▶ **TASK OBJECTIVE**:
Could you print every record below exactly as it appears?

Dataset records:
▼

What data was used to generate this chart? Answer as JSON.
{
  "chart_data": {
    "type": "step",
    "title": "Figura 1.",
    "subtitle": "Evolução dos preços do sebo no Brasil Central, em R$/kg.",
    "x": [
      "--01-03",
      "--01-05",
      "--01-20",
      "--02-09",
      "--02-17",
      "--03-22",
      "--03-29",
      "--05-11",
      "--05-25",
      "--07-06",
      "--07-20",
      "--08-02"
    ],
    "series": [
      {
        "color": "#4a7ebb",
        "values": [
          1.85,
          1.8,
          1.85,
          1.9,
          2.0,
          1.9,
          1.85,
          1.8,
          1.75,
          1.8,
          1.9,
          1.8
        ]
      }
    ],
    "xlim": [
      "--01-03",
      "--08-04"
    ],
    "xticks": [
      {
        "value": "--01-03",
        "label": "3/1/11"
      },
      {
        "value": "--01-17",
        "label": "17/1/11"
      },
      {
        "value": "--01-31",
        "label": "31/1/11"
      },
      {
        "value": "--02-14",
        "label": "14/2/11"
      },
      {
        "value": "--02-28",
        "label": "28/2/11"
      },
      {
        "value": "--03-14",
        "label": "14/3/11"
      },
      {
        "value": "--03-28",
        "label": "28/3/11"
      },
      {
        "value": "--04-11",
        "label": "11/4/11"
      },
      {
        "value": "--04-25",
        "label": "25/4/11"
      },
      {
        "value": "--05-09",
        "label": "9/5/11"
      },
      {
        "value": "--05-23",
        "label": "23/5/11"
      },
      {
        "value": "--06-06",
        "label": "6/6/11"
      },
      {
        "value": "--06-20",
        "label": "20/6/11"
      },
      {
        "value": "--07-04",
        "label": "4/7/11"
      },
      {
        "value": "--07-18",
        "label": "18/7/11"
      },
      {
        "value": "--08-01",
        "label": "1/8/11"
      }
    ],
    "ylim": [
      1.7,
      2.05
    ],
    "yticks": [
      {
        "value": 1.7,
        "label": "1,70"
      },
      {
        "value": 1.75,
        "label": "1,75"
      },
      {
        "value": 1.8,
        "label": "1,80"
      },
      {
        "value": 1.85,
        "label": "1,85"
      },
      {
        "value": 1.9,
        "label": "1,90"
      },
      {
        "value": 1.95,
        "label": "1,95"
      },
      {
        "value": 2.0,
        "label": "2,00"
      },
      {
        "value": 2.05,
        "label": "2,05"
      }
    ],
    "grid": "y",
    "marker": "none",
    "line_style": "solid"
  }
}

▲

▶ **FINAL RESULT**:
What data was used to generate this chart? Answer as JSON.
{
  "chart_data": {
    "type": "step",
    "title": "Figura 1.",
    "subtitle": "Evolução dos preços do sebo no Brasil Central, em R$/kg.",
    "x": [
      "--01-03",
      "--01-05",
      "--01-20",
      "--02-09",
      "--02-17",
      "--03-22",
      "--03-29",
      "--05-11",
      "--05-25",
      "--07-06",
      "--07-20",
      "--08-02"
    ],
    "series": [
      {
        "color": "#4a7ebb",
        "values": [
          1.85,
          1.8,
          1.85,
          1.9,
          2.0,
          1.9,
          1.85,
          1.8,
          1.75,
          1.8,
          1.9,
          1.8
        ]
      }
    ],
    "xlim": [
      "--01-03",
      "--08-04"
    ],
    "xticks": [
      {
        "value": "--01-03",
        "label": "3/1/11"
      },
      {
        "value": "--01-17",
        "label": "17/1/11"
      },
      {
        "value": "--01-31",
        "label": "31/1/11"
      },
      {
        "value": "--02-14",
        "label": "14/2/11"
      },
      {
        "value": "--02-28",
        "label": "28/2/11"
      },
      {
        "value": "--03-14",
        "label": "14/3/11"
      },
      {
        "value": "--03-28",
        "label": "28/3/11"
      },
      {
        "value": "--04-11",
        "label": "11/4/11"
      },
      {
        "value": "--04-25",
        "label": "25/4/11"
      },
      {
        "value": "--05-09",
        "label": "9/5/11"
      },
      {
        "value": "--05-23",
        "label": "23/5/11"
      },
      {
        "value": "--06-06",
        "label": "6/6/11"
      },
      {
        "value": "--06-20",
        "label": "20/6/11"
      },
      {
        "value": "--07-04",
        "label": "4/7/11"
      },
      {
        "value": "--07-18",
        "label": "18/7/11"
      },
      {
        "value": "--08-01",
        "label": "1/8/11"
      }
    ],
    "ylim": [
      1.7,
      2.05
    ],
    "yticks": [
      {
        "value": 1.7,
        "label": "1,70"
      },
      {
        "value": 1.75,
        "label": "1,75"
      },
      {
        "value": 1.8,
        "label": "1,80"
      },
      {
        "value": 1.85,
        "label": "1,85"
      },
      {
        "value": 1.9,
        "label": "1,90"
      },
      {
        "value": 1.95,
        "label": "1,95"
      },
      {
        "value": 2.0,
        "label": "2,00"
      },
      {
        "value": 2.05,
        "label": "2,05"
      }
    ],
    "grid": "y",
    "marker": "none",
    "line_style": "solid"
  }
}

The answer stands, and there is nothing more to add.